> YOUR GOAL:
Every line of the material below should be repeated exactly.

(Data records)
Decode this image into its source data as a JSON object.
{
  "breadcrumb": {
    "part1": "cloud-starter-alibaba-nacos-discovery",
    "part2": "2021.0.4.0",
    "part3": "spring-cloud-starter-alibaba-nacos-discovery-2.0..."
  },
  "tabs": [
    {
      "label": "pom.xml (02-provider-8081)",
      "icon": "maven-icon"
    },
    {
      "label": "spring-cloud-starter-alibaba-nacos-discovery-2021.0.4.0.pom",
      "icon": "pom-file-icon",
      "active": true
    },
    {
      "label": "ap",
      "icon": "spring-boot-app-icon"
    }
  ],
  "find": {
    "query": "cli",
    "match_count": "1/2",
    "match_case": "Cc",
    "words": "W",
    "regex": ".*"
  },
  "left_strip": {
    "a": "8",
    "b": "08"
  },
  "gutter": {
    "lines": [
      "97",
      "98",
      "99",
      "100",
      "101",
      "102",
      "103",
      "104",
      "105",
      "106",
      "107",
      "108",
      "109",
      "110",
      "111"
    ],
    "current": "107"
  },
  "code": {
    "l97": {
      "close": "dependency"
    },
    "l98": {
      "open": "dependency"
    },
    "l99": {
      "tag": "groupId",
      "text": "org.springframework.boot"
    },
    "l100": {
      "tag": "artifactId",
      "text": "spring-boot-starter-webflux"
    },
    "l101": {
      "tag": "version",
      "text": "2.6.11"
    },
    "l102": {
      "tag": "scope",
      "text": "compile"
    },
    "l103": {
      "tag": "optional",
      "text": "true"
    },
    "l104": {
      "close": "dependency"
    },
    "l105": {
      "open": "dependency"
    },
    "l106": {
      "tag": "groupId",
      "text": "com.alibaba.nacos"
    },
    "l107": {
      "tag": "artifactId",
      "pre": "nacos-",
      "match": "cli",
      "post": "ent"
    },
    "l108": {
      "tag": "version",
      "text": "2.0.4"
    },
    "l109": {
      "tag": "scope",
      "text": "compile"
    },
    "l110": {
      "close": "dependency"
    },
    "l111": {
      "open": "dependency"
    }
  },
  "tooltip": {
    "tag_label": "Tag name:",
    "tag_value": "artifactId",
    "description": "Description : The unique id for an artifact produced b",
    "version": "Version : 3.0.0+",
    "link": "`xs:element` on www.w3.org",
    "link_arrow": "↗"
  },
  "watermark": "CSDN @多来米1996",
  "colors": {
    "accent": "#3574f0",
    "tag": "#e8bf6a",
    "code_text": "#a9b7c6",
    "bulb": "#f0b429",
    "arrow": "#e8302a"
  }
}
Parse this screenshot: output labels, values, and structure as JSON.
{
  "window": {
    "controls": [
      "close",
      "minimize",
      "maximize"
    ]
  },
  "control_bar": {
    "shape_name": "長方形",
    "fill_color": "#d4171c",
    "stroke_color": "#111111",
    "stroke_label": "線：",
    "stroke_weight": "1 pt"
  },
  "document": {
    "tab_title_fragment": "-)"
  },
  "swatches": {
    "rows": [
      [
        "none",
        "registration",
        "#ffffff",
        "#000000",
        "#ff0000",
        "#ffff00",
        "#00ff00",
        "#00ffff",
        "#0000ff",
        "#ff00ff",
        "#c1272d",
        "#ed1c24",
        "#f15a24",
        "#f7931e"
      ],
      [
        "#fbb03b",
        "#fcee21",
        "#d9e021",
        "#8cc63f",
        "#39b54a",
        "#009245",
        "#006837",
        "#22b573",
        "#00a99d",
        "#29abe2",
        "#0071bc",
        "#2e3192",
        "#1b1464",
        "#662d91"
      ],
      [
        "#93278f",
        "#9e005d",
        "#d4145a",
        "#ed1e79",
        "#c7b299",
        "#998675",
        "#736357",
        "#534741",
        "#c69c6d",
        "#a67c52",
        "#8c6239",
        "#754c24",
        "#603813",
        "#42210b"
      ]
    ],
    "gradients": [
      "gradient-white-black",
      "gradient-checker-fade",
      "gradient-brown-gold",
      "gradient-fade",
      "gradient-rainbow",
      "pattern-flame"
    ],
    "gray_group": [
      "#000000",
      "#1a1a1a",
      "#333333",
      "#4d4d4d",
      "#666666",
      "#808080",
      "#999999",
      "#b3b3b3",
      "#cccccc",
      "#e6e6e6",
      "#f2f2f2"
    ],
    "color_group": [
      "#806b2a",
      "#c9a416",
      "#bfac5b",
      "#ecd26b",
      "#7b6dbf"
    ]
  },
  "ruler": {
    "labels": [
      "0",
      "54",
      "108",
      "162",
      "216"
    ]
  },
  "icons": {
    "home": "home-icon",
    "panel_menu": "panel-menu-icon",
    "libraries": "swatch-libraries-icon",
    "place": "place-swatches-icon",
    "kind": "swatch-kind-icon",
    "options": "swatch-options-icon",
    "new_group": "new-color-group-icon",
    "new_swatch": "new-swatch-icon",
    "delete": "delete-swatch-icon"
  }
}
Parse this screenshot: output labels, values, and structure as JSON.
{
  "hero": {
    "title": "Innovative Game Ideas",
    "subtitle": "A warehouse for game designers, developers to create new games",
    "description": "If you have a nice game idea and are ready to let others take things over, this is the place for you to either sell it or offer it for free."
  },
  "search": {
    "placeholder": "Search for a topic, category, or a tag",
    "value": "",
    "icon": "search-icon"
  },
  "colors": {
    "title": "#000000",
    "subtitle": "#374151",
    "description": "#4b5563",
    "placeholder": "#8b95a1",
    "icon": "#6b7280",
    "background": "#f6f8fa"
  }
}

> RIGHT ANSWER:
Decode this image into its source data as a JSON object.
{
  "breadcrumb": {
    "part1": "cloud-starter-alibaba-nacos-discovery",
    "part2": "2021.0.4.0",
    "part3": "spring-cloud-starter-alibaba-nacos-discovery-2.0..."
  },
  "tabs": [
    {
      "label": "pom.xml (02-provider-8081)",
      "icon": "maven-icon"
    },
    {
      "label": "spring-cloud-starter-alibaba-nacos-discovery-2021.0.4.0.pom",
      "icon": "pom-file-icon",
      "active": true
    },
    {
      "label": "ap",
      "icon": "spring-boot-app-icon"
    }
  ],
  "find": {
    "query": "cli",
    "match_count": "1/2",
    "match_case": "Cc",
    "words": "W",
    "regex": ".*"
  },
  "left_strip": {
    "a": "8",
    "b": "08"
  },
  "gutter": {
    "lines": [
      "97",
      "98",
      "99",
      "100",
      "101",
      "102",
      "103",
      "104",
      "105",
      "106",
      "107",
      "108",
      "109",
      "110",
      "111"
    ],
    "current": "107"
  },
  "code": {
    "l97": {
      "close": "dependency"
    },
    "l98": {
      "open": "dependency"
    },
    "l99": {
      "tag": "groupId",
      "text": "org.springframework.boot"
    },
    "l100": {
      "tag": "artifactId",
      "text": "spring-boot-starter-webflux"
    },
    "l101": {
      "tag": "version",
      "text": "2.6.11"
    },
    "l102": {
      "tag": "scope",
      "text": "compile"
    },
    "l103": {
      "tag": "optional",
      "text": "true"
    },
    "l104": {
      "close": "dependency"
    },
    "l105": {
      "open": "dependency"
    },
    "l106": {
      "tag": "groupId",
      "text": "com.alibaba.nacos"
    },
    "l107": {
      "tag": "artifactId",
      "pre": "nacos-",
      "match": "cli",
      "post": "ent"
    },
    "l108": {
      "tag": "version",
      "text": "2.0.4"
    },
    "l109": {
      "tag": "scope",
      "text": "compile"
    },
    "l110": {
      "close": "dependency"
    },
    "l111": {
      "open": "dependency"
    }
  },
  "tooltip": {
    "tag_label": "Tag name:",
    "tag_value": "artifactId",
    "description": "Description : The unique id for an artifact produced b",
    "version": "Version : 3.0.0+",
    "link": "`xs:element` on www.w3.org",
    "link_arrow": "↗"
  },
  "watermark": "CSDN @多来米1996",
  "colors": {
    "accent": "#3574f0",
    "tag": "#e8bf6a",
    "code_text": "#a9b7c6",
    "bulb": "#f0b429",
    "arrow": "#e8302a"
  }
}
Parse this screenshot: output labels, values, and structure as JSON.
{
  "window": {
    "controls": [
      "close",
      "minimize",
      "maximize"
    ]
  },
  "control_bar": {
    "shape_name": "長方形",
    "fill_color": "#d4171c",
    "stroke_color": "#111111",
    "stroke_label": "線：",
    "stroke_weight": "1 pt"
  },
  "document": {
    "tab_title_fragment": "-)"
  },
  "swatches": {
    "rows": [
      [
        "none",
        "registration",
        "#ffffff",
        "#000000",
        "#ff0000",
        "#ffff00",
        "#00ff00",
        "#00ffff",
        "#0000ff",
        "#ff00ff",
        "#c1272d",
        "#ed1c24",
        "#f15a24",
        "#f7931e"
      ],
      [
        "#fbb03b",
        "#fcee21",
        "#d9e021",
        "#8cc63f",
        "#39b54a",
        "#009245",
        "#006837",
        "#22b573",
        "#00a99d",
        "#29abe2",
        "#0071bc",
        "#2e3192",
        "#1b1464",
        "#662d91"
      ],
      [
        "#93278f",
        "#9e005d",
        "#d4145a",
        "#ed1e79",
        "#c7b299",
        "#998675",
        "#736357",
        "#534741",
        "#c69c6d",
        "#a67c52",
        "#8c6239",
        "#754c24",
        "#603813",
        "#42210b"
      ]
    ],
    "gradients": [
      "gradient-white-black",
      "gradient-checker-fade",
      "gradient-brown-gold",
      "gradient-fade",
      "gradient-rainbow",
      "pattern-flame"
    ],
    "gray_group": [
      "#000000",
      "#1a1a1a",
      "#333333",
      "#4d4d4d",
      "#666666",
      "#808080",
      "#999999",
      "#b3b3b3",
      "#cccccc",
      "#e6e6e6",
      "#f2f2f2"
    ],
    "color_group": [
      "#806b2a",
      "#c9a416",
      "#bfac5b",
      "#ecd26b",
      "#7b6dbf"
    ]
  },
  "ruler": {
    "labels": [
      "0",
      "54",
      "108",
      "162",
      "216"
    ]
  },
  "icons": {
    "home": "home-icon",
    "panel_menu": "panel-menu-icon",
    "libraries": "swatch-libraries-icon",
    "place": "place-swatches-icon",
    "kind": "swatch-kind-icon",
    "options": "swatch-options-icon",
    "new_group": "new-color-group-icon",
    "new_swatch": "new-swatch-icon",
    "delete": "delete-swatch-icon"
  }
}
Parse this screenshot: output labels, values, and structure as JSON.
{
  "hero": {
    "title": "Innovative Game Ideas",
    "subtitle": "A warehouse for game designers, developers to create new games",
    "description": "If you have a nice game idea and are ready to let others take things over, this is the place for you to either sell it or offer it for free."
  },
  "search": {
    "placeholder": "Search for a topic, category, or a tag",
    "value": "",
    "icon": "search-icon"
  },
  "colors": {
    "title": "#000000",
    "subtitle": "#374151",
    "description": "#4b5563",
    "placeholder": "#8b95a1",
    "icon": "#6b7280",
    "background": "#f6f8fa"
  }
}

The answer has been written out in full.